BEGIN Material for this exercise

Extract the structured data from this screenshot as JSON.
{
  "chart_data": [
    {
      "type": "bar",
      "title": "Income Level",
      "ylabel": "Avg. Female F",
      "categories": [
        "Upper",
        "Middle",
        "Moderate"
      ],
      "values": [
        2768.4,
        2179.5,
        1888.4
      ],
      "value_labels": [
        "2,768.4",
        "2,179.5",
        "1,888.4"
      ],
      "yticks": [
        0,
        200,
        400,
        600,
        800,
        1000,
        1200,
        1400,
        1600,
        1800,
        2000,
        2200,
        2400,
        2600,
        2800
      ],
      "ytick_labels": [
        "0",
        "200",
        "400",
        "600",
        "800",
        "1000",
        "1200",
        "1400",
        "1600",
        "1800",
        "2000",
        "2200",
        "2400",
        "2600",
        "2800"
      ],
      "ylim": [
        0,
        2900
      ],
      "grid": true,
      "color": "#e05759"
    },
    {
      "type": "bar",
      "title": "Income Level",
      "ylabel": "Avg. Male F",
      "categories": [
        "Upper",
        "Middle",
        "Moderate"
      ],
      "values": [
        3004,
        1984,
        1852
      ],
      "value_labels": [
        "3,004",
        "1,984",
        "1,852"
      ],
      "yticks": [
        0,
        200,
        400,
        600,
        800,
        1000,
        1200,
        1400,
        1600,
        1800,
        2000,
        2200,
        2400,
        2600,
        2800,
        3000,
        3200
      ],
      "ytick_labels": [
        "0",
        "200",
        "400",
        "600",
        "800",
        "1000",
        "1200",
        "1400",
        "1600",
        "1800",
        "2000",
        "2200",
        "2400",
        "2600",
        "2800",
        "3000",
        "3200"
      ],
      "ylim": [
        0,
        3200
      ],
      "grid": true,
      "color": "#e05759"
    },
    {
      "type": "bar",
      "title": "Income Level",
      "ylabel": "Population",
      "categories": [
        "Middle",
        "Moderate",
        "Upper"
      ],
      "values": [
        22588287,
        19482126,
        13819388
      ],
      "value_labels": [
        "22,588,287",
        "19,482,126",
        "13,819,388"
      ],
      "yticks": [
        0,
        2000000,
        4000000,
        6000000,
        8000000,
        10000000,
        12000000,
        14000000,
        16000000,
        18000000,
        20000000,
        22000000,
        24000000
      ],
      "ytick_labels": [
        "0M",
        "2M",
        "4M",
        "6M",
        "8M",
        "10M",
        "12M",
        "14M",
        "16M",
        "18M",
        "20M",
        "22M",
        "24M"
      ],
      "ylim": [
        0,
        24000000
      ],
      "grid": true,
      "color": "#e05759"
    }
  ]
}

END Material for this exercise

What to produce:
Extract all the material, leaving every line as it is.

Answer to the problem:
Extract the structured data from this screenshot as JSON.
{
  "chart_data": [
    {
      "type": "bar",
      "title": "Income Level",
      "ylabel": "Avg. Female F",
      "categories": [
        "Upper",
        "Middle",
        "Moderate"
      ],
      "values": [
        2768.4,
        2179.5,
        1888.4
      ],
      "value_labels": [
        "2,768.4",
        "2,179.5",
        "1,888.4"
      ],
      "yticks": [
        0,
        200,
        400,
        600,
        800,
        1000,
        1200,
        1400,
        1600,
        1800,
        2000,
        2200,
        2400,
        2600,
        2800
      ],
      "ytick_labels": [
        "0",
        "200",
        "400",
        "600",
        "800",
        "1000",
        "1200",
        "1400",
        "1600",
        "1800",
        "2000",
        "2200",
        "2400",
        "2600",
        "2800"
      ],
      "ylim": [
        0,
        2900
      ],
      "grid": true,
      "color": "#e05759"
    },
    {
      "type": "bar",
      "title": "Income Level",
      "ylabel": "Avg. Male F",
      "categories": [
        "Upper",
        "Middle",
        "Moderate"
      ],
      "values": [
        3004,
        1984,
        1852
      ],
      "value_labels": [
        "3,004",
        "1,984",
        "1,852"
      ],
      "yticks": [
        0,
        200,
        400,
        600,
        800,
        1000,
        1200,
        1400,
        1600,
        1800,
        2000,
        2200,
        2400,
        2600,
        2800,
        3000,
        3200
      ],
      "ytick_labels": [
        "0",
        "200",
        "400",
        "600",
        "800",
        "1000",
        "1200",
        "1400",
        "1600",
        "1800",
        "2000",
        "2200",
        "2400",
        "2600",
        "2800",
        "3000",
        "3200"
      ],
      "ylim": [
        0,
        3200
      ],
      "grid": true,
      "color": "#e05759"
    },
    {
      "type": "bar",
      "title": "Income Level",
      "ylabel": "Population",
      "categories": [
        "Middle",
        "Moderate",
        "Upper"
      ],
      "values": [
        22588287,
        19482126,
        13819388
      ],
      "value_labels": [
        "22,588,287",
        "19,482,126",
        "13,819,388"
      ],
      "yticks": [
        0,
        2000000,
        4000000,
        6000000,
        8000000,
        10000000,
        12000000,
        14000000,
        16000000,
        18000000,
        20000000,
        22000000,
        24000000
      ],
      "ytick_labels": [
        "0M",
        "2M",
        "4M",
        "6M",
        "8M",
        "10M",
        "12M",
        "14M",
        "16M",
        "18M",
        "20M",
        "22M",
        "24M"
      ],
      "ylim": [
        0,
        24000000
      ],
      "grid": true,
      "color": "#e05759"
    }
  ]
}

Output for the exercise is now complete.